■ Data listing ■

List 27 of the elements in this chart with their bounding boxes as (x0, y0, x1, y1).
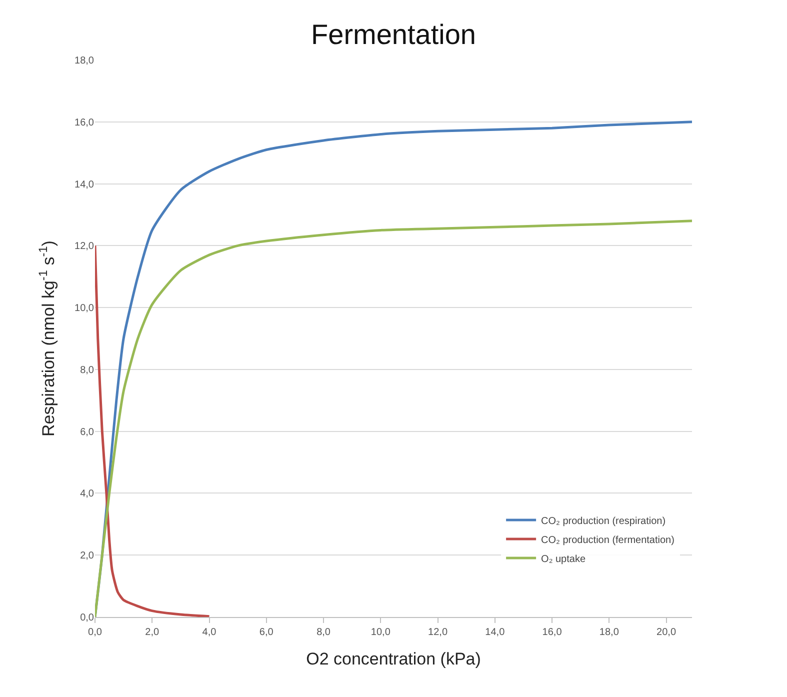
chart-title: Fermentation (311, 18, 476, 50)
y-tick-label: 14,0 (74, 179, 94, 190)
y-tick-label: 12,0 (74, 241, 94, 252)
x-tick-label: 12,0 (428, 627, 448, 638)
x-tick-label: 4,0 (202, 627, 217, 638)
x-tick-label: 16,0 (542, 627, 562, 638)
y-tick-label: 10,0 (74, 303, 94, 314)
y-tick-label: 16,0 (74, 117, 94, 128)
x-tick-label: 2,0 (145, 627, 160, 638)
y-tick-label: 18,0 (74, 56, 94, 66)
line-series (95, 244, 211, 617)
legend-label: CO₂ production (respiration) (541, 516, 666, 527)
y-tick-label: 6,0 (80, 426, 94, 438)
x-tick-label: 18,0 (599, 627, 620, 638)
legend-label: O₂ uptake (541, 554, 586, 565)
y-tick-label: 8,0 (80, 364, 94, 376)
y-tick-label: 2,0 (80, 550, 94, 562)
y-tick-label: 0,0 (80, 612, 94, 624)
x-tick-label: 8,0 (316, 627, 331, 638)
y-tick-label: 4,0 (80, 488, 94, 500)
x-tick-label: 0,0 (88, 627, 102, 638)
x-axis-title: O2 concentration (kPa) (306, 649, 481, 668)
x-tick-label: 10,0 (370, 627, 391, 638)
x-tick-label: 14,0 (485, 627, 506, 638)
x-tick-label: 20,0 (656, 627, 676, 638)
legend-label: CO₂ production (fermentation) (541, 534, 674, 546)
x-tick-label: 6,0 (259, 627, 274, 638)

■ What the exercise asks ■
Locate every line in the records that contains the string "title" and copy each of those lines. Case counts.

■ Written answer ■
chart-title: Fermentation (311, 18, 476, 50)
x-axis-title: O2 concentration (kPa) (306, 649, 481, 668)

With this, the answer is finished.